Read the listing below and copy out every line that holds "используйте".

- - - -

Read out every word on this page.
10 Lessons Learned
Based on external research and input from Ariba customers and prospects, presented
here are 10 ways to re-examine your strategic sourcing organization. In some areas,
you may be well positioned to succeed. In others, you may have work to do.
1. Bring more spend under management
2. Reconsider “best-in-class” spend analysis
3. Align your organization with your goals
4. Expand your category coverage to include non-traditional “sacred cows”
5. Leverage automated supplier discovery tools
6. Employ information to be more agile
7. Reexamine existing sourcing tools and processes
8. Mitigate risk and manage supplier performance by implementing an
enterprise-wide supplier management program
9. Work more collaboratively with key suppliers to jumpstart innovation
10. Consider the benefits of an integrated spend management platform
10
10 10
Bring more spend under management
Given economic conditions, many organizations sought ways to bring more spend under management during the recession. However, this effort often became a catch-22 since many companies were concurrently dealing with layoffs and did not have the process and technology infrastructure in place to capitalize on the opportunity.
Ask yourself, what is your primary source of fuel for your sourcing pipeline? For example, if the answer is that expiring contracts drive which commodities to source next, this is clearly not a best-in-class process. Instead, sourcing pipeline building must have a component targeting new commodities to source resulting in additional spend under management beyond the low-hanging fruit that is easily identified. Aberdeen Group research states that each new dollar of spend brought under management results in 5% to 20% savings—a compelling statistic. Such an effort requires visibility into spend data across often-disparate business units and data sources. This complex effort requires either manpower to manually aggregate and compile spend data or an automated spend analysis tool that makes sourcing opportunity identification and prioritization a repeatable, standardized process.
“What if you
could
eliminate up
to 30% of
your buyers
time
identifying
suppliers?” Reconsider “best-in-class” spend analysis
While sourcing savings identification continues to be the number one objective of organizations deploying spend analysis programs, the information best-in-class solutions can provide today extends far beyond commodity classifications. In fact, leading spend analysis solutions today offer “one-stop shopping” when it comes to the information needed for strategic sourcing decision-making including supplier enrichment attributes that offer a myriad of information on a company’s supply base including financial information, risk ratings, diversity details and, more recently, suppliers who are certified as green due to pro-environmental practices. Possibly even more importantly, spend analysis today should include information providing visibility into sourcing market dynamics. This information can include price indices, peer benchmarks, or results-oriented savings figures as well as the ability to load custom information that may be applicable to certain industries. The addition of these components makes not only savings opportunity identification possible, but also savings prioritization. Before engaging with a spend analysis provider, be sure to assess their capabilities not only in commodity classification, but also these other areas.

- - - -

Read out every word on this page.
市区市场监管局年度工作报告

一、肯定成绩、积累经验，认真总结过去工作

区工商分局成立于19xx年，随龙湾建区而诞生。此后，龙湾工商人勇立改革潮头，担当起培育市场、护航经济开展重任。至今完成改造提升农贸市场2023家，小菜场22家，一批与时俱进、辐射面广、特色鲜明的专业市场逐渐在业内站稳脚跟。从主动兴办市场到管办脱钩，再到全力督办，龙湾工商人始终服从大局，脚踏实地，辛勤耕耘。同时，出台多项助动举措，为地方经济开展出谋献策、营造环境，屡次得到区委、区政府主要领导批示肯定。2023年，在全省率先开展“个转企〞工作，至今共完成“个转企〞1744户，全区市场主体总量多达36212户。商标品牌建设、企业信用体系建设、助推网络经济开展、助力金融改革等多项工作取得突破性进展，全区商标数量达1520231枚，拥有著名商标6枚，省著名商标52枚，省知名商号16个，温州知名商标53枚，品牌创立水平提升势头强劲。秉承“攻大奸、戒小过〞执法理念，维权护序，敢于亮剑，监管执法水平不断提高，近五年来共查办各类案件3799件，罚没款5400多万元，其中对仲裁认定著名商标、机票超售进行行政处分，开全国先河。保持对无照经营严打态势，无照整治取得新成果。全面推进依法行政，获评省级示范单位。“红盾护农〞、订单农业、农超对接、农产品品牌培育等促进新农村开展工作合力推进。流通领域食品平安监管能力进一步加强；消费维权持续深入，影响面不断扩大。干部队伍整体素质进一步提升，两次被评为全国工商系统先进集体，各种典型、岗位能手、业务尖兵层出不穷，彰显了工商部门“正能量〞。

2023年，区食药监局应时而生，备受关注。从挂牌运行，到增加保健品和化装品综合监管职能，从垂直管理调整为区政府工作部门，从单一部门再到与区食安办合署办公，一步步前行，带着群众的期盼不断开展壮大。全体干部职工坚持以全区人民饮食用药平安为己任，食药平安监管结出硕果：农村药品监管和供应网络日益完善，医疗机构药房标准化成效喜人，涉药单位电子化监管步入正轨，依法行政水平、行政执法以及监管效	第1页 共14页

- - - -

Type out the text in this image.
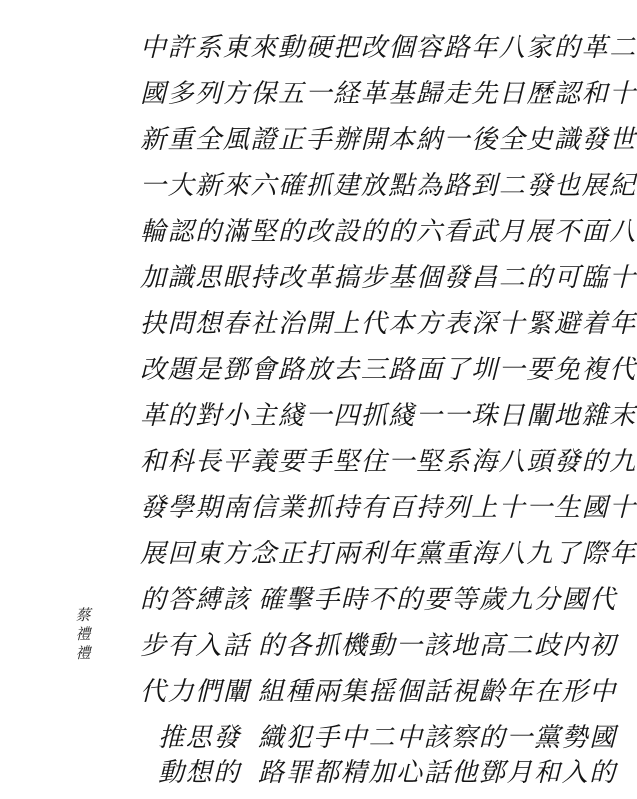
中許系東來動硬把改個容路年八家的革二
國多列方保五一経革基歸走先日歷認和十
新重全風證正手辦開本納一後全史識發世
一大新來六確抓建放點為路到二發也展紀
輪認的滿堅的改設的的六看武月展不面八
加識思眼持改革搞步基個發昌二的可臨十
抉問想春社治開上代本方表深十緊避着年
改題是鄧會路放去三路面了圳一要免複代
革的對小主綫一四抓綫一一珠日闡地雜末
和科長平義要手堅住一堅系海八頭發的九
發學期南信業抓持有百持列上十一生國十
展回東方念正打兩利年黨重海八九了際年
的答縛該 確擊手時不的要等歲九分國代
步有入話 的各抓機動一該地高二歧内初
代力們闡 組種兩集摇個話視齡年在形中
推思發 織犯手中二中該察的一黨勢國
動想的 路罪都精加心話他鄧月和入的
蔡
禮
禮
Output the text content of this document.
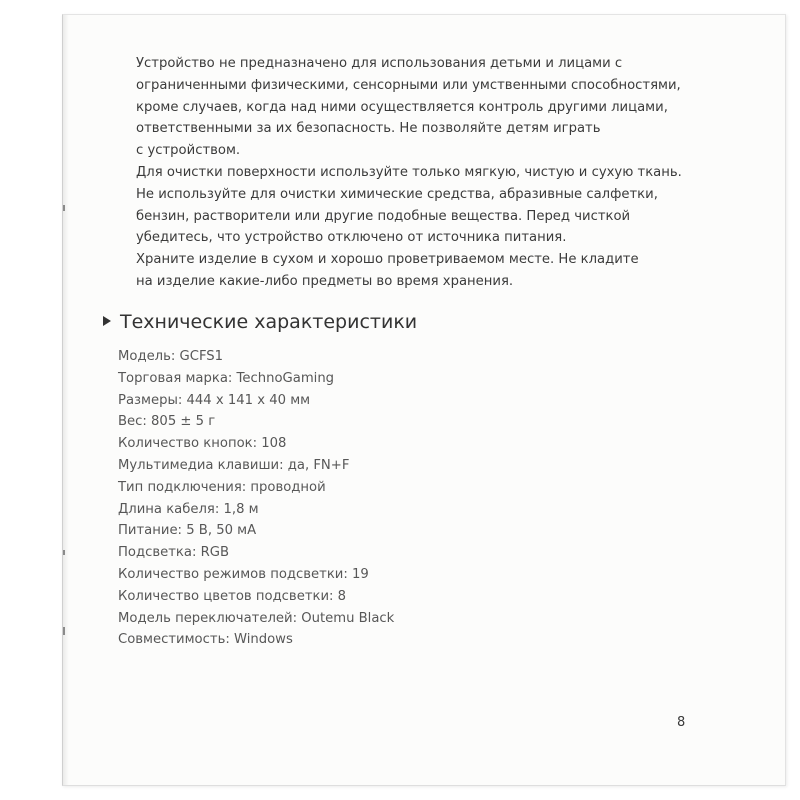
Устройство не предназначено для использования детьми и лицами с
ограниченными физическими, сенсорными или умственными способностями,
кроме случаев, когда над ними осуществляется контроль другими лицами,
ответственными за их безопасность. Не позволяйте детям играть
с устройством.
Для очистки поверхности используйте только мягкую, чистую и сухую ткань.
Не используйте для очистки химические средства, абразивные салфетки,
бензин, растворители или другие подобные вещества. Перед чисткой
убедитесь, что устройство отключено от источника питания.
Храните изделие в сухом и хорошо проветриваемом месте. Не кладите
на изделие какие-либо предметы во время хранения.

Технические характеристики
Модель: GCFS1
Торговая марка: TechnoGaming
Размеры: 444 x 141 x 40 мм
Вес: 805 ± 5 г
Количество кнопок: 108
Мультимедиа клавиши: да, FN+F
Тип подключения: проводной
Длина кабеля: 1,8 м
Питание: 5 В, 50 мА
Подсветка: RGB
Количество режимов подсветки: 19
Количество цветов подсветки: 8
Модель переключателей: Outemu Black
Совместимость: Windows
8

- - - -

**The reply**
Для очистки поверхности используйте только мягкую, чистую и сухую ткань.
Не используйте для очистки химические средства, абразивные салфетки,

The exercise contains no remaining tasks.